_AIM OF THE TASK_:
Leave the pictures out. Return all other data exactly.
** START DATA LINES **
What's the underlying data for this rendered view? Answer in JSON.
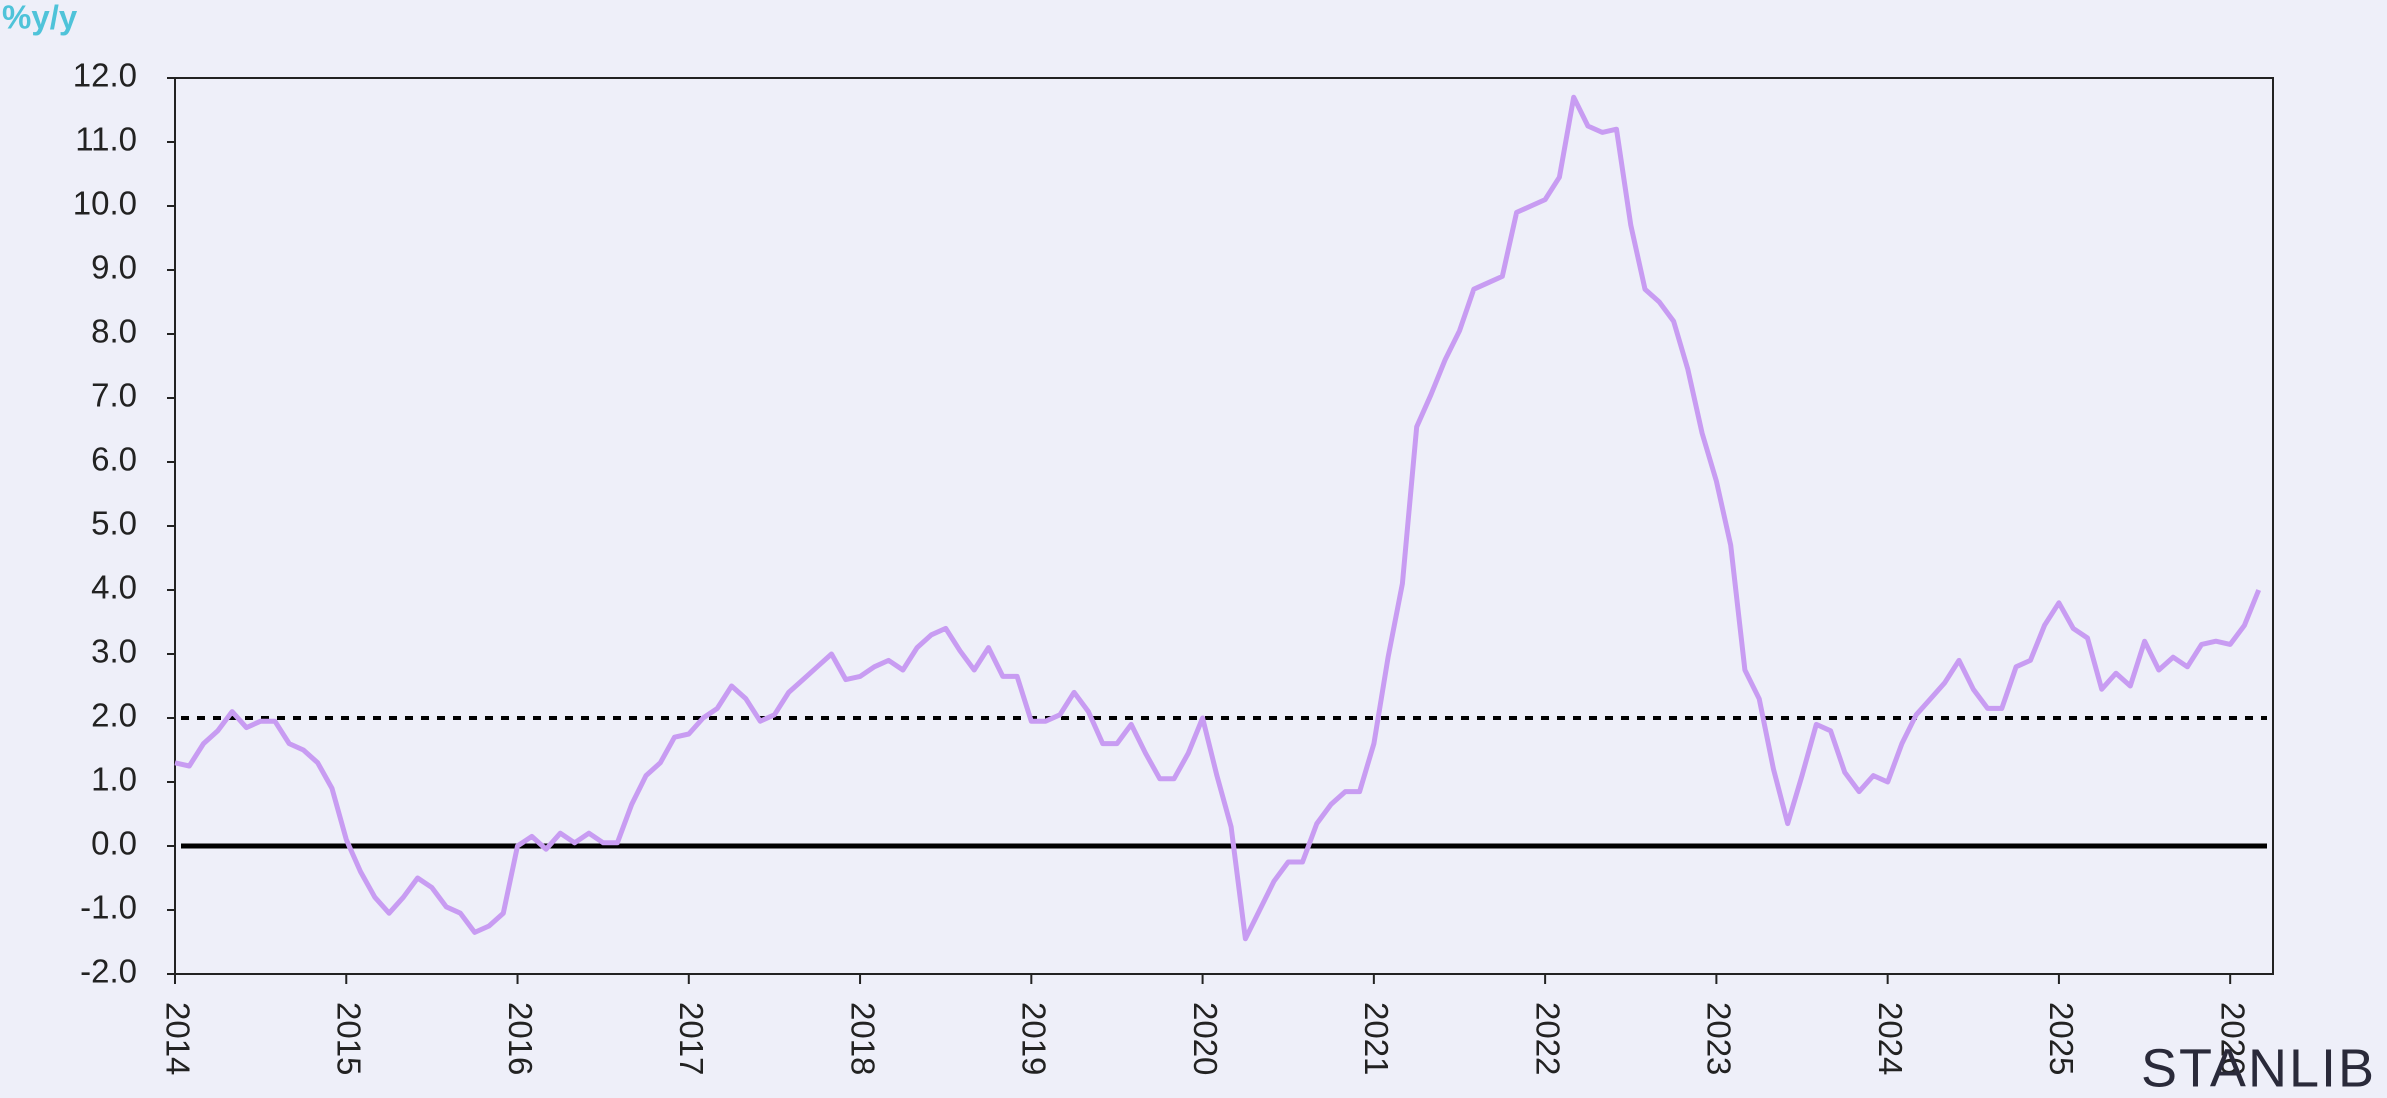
{
  "chart_data": {
    "type": "line",
    "y_axis_label": "%y/y",
    "watermark": "STANLIB",
    "x": [
      "2014-01",
      "2014-02",
      "2014-03",
      "2014-04",
      "2014-05",
      "2014-06",
      "2014-07",
      "2014-08",
      "2014-09",
      "2014-10",
      "2014-11",
      "2014-12",
      "2015-01",
      "2015-02",
      "2015-03",
      "2015-04",
      "2015-05",
      "2015-06",
      "2015-07",
      "2015-08",
      "2015-09",
      "2015-10",
      "2015-11",
      "2015-12",
      "2016-01",
      "2016-02",
      "2016-03",
      "2016-04",
      "2016-05",
      "2016-06",
      "2016-07",
      "2016-08",
      "2016-09",
      "2016-10",
      "2016-11",
      "2016-12",
      "2017-01",
      "2017-02",
      "2017-03",
      "2017-04",
      "2017-05",
      "2017-06",
      "2017-07",
      "2017-08",
      "2017-09",
      "2017-10",
      "2017-11",
      "2017-12",
      "2018-01",
      "2018-02",
      "2018-03",
      "2018-04",
      "2018-05",
      "2018-06",
      "2018-07",
      "2018-08",
      "2018-09",
      "2018-10",
      "2018-11",
      "2018-12",
      "2019-01",
      "2019-02",
      "2019-03",
      "2019-04",
      "2019-05",
      "2019-06",
      "2019-07",
      "2019-08",
      "2019-09",
      "2019-10",
      "2019-11",
      "2019-12",
      "2020-01",
      "2020-02",
      "2020-03",
      "2020-04",
      "2020-05",
      "2020-06",
      "2020-07",
      "2020-08",
      "2020-09",
      "2020-10",
      "2020-11",
      "2020-12",
      "2021-01",
      "2021-02",
      "2021-03",
      "2021-04",
      "2021-05",
      "2021-06",
      "2021-07",
      "2021-08",
      "2021-09",
      "2021-10",
      "2021-11",
      "2021-12",
      "2022-01",
      "2022-02",
      "2022-03",
      "2022-04",
      "2022-05",
      "2022-06",
      "2022-07",
      "2022-08",
      "2022-09",
      "2022-10",
      "2022-11",
      "2022-12",
      "2023-01",
      "2023-02",
      "2023-03",
      "2023-04",
      "2023-05",
      "2023-06",
      "2023-07",
      "2023-08",
      "2023-09",
      "2023-10",
      "2023-11",
      "2023-12",
      "2024-01",
      "2024-02",
      "2024-03",
      "2024-04",
      "2024-05",
      "2024-06",
      "2024-07",
      "2024-08",
      "2024-09",
      "2024-10",
      "2024-11",
      "2024-12",
      "2025-01",
      "2025-02",
      "2025-03",
      "2025-04",
      "2025-05",
      "2025-06",
      "2025-07",
      "2025-08",
      "2025-09",
      "2025-10",
      "2025-11",
      "2025-12",
      "2026-01",
      "2026-02",
      "2026-03"
    ],
    "series": [
      {
        "color": "#c89cf2",
        "values": [
          1.3,
          1.25,
          1.6,
          1.8,
          2.1,
          1.85,
          1.95,
          1.95,
          1.6,
          1.5,
          1.3,
          0.9,
          0.1,
          -0.4,
          -0.8,
          -1.05,
          -0.8,
          -0.5,
          -0.65,
          -0.95,
          -1.05,
          -1.35,
          -1.25,
          -1.05,
          0.0,
          0.15,
          -0.05,
          0.2,
          0.05,
          0.2,
          0.05,
          0.05,
          0.65,
          1.1,
          1.3,
          1.7,
          1.75,
          2.0,
          2.15,
          2.5,
          2.3,
          1.95,
          2.05,
          2.4,
          2.6,
          2.8,
          3.0,
          2.6,
          2.65,
          2.8,
          2.9,
          2.75,
          3.1,
          3.3,
          3.4,
          3.05,
          2.75,
          3.1,
          2.65,
          2.65,
          1.95,
          1.95,
          2.05,
          2.4,
          2.1,
          1.6,
          1.6,
          1.9,
          1.45,
          1.05,
          1.05,
          1.45,
          2.0,
          1.1,
          0.3,
          -1.45,
          -1.0,
          -0.55,
          -0.25,
          -0.25,
          0.35,
          0.65,
          0.85,
          0.85,
          1.6,
          2.95,
          4.1,
          6.55,
          7.05,
          7.6,
          8.05,
          8.7,
          8.8,
          8.9,
          9.9,
          10.0,
          10.1,
          10.45,
          11.7,
          11.25,
          11.15,
          11.2,
          9.7,
          8.7,
          8.5,
          8.2,
          7.45,
          6.45,
          5.7,
          4.7,
          2.75,
          2.3,
          1.2,
          0.35,
          1.1,
          1.9,
          1.8,
          1.15,
          0.85,
          1.1,
          1.0,
          1.6,
          2.05,
          2.3,
          2.55,
          2.9,
          2.45,
          2.15,
          2.15,
          2.8,
          2.9,
          3.45,
          3.8,
          3.4,
          3.25,
          2.45,
          2.7,
          2.5,
          3.2,
          2.75,
          2.95,
          2.8,
          3.15,
          3.2,
          3.15,
          3.45,
          4.0
        ]
      }
    ],
    "xlim": [
      2014,
      2026.25
    ],
    "xticks": [
      2014,
      2015,
      2016,
      2017,
      2018,
      2019,
      2020,
      2021,
      2022,
      2023,
      2024,
      2025,
      2026
    ],
    "ylim": [
      -2,
      12
    ],
    "yticks": [
      {
        "value": -2,
        "label": "-2.0"
      },
      {
        "value": -1,
        "label": "-1.0"
      },
      {
        "value": 0,
        "label": "0.0"
      },
      {
        "value": 1,
        "label": "1.0"
      },
      {
        "value": 2,
        "label": "2.0"
      },
      {
        "value": 3,
        "label": "3.0"
      },
      {
        "value": 4,
        "label": "4.0"
      },
      {
        "value": 5,
        "label": "5.0"
      },
      {
        "value": 6,
        "label": "6.0"
      },
      {
        "value": 7,
        "label": "7.0"
      },
      {
        "value": 8,
        "label": "8.0"
      },
      {
        "value": 9,
        "label": "9.0"
      },
      {
        "value": 10,
        "label": "10.0"
      },
      {
        "value": 11,
        "label": "11.0"
      },
      {
        "value": 12,
        "label": "12.0"
      }
    ],
    "hlines": [
      {
        "value": 0,
        "style": "solid"
      },
      {
        "value": 2,
        "style": "dotted"
      }
    ],
    "grid": false
  }
}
** END DATA LINES **
_ANSWER TO THE EXERCISE_:
What's the underlying data for this rendered view? Answer in JSON.
{
  "chart_data": {
    "type": "line",
    "y_axis_label": "%y/y",
    "watermark": "STANLIB",
    "x": [
      "2014-01",
      "2014-02",
      "2014-03",
      "2014-04",
      "2014-05",
      "2014-06",
      "2014-07",
      "2014-08",
      "2014-09",
      "2014-10",
      "2014-11",
      "2014-12",
      "2015-01",
      "2015-02",
      "2015-03",
      "2015-04",
      "2015-05",
      "2015-06",
      "2015-07",
      "2015-08",
      "2015-09",
      "2015-10",
      "2015-11",
      "2015-12",
      "2016-01",
      "2016-02",
      "2016-03",
      "2016-04",
      "2016-05",
      "2016-06",
      "2016-07",
      "2016-08",
      "2016-09",
      "2016-10",
      "2016-11",
      "2016-12",
      "2017-01",
      "2017-02",
      "2017-03",
      "2017-04",
      "2017-05",
      "2017-06",
      "2017-07",
      "2017-08",
      "2017-09",
      "2017-10",
      "2017-11",
      "2017-12",
      "2018-01",
      "2018-02",
      "2018-03",
      "2018-04",
      "2018-05",
      "2018-06",
      "2018-07",
      "2018-08",
      "2018-09",
      "2018-10",
      "2018-11",
      "2018-12",
      "2019-01",
      "2019-02",
      "2019-03",
      "2019-04",
      "2019-05",
      "2019-06",
      "2019-07",
      "2019-08",
      "2019-09",
      "2019-10",
      "2019-11",
      "2019-12",
      "2020-01",
      "2020-02",
      "2020-03",
      "2020-04",
      "2020-05",
      "2020-06",
      "2020-07",
      "2020-08",
      "2020-09",
      "2020-10",
      "2020-11",
      "2020-12",
      "2021-01",
      "2021-02",
      "2021-03",
      "2021-04",
      "2021-05",
      "2021-06",
      "2021-07",
      "2021-08",
      "2021-09",
      "2021-10",
      "2021-11",
      "2021-12",
      "2022-01",
      "2022-02",
      "2022-03",
      "2022-04",
      "2022-05",
      "2022-06",
      "2022-07",
      "2022-08",
      "2022-09",
      "2022-10",
      "2022-11",
      "2022-12",
      "2023-01",
      "2023-02",
      "2023-03",
      "2023-04",
      "2023-05",
      "2023-06",
      "2023-07",
      "2023-08",
      "2023-09",
      "2023-10",
      "2023-11",
      "2023-12",
      "2024-01",
      "2024-02",
      "2024-03",
      "2024-04",
      "2024-05",
      "2024-06",
      "2024-07",
      "2024-08",
      "2024-09",
      "2024-10",
      "2024-11",
      "2024-12",
      "2025-01",
      "2025-02",
      "2025-03",
      "2025-04",
      "2025-05",
      "2025-06",
      "2025-07",
      "2025-08",
      "2025-09",
      "2025-10",
      "2025-11",
      "2025-12",
      "2026-01",
      "2026-02",
      "2026-03"
    ],
    "series": [
      {
        "color": "#c89cf2",
        "values": [
          1.3,
          1.25,
          1.6,
          1.8,
          2.1,
          1.85,
          1.95,
          1.95,
          1.6,
          1.5,
          1.3,
          0.9,
          0.1,
          -0.4,
          -0.8,
          -1.05,
          -0.8,
          -0.5,
          -0.65,
          -0.95,
          -1.05,
          -1.35,
          -1.25,
          -1.05,
          0.0,
          0.15,
          -0.05,
          0.2,
          0.05,
          0.2,
          0.05,
          0.05,
          0.65,
          1.1,
          1.3,
          1.7,
          1.75,
          2.0,
          2.15,
          2.5,
          2.3,
          1.95,
          2.05,
          2.4,
          2.6,
          2.8,
          3.0,
          2.6,
          2.65,
          2.8,
          2.9,
          2.75,
          3.1,
          3.3,
          3.4,
          3.05,
          2.75,
          3.1,
          2.65,
          2.65,
          1.95,
          1.95,
          2.05,
          2.4,
          2.1,
          1.6,
          1.6,
          1.9,
          1.45,
          1.05,
          1.05,
          1.45,
          2.0,
          1.1,
          0.3,
          -1.45,
          -1.0,
          -0.55,
          -0.25,
          -0.25,
          0.35,
          0.65,
          0.85,
          0.85,
          1.6,
          2.95,
          4.1,
          6.55,
          7.05,
          7.6,
          8.05,
          8.7,
          8.8,
          8.9,
          9.9,
          10.0,
          10.1,
          10.45,
          11.7,
          11.25,
          11.15,
          11.2,
          9.7,
          8.7,
          8.5,
          8.2,
          7.45,
          6.45,
          5.7,
          4.7,
          2.75,
          2.3,
          1.2,
          0.35,
          1.1,
          1.9,
          1.8,
          1.15,
          0.85,
          1.1,
          1.0,
          1.6,
          2.05,
          2.3,
          2.55,
          2.9,
          2.45,
          2.15,
          2.15,
          2.8,
          2.9,
          3.45,
          3.8,
          3.4,
          3.25,
          2.45,
          2.7,
          2.5,
          3.2,
          2.75,
          2.95,
          2.8,
          3.15,
          3.2,
          3.15,
          3.45,
          4.0
        ]
      }
    ],
    "xlim": [
      2014,
      2026.25
    ],
    "xticks": [
      2014,
      2015,
      2016,
      2017,
      2018,
      2019,
      2020,
      2021,
      2022,
      2023,
      2024,
      2025,
      2026
    ],
    "ylim": [
      -2,
      12
    ],
    "yticks": [
      {
        "value": -2,
        "label": "-2.0"
      },
      {
        "value": -1,
        "label": "-1.0"
      },
      {
        "value": 0,
        "label": "0.0"
      },
      {
        "value": 1,
        "label": "1.0"
      },
      {
        "value": 2,
        "label": "2.0"
      },
      {
        "value": 3,
        "label": "3.0"
      },
      {
        "value": 4,
        "label": "4.0"
      },
      {
        "value": 5,
        "label": "5.0"
      },
      {
        "value": 6,
        "label": "6.0"
      },
      {
        "value": 7,
        "label": "7.0"
      },
      {
        "value": 8,
        "label": "8.0"
      },
      {
        "value": 9,
        "label": "9.0"
      },
      {
        "value": 10,
        "label": "10.0"
      },
      {
        "value": 11,
        "label": "11.0"
      },
      {
        "value": 12,
        "label": "12.0"
      }
    ],
    "hlines": [
      {
        "value": 0,
        "style": "solid"
      },
      {
        "value": 2,
        "style": "dotted"
      }
    ],
    "grid": false
  }
}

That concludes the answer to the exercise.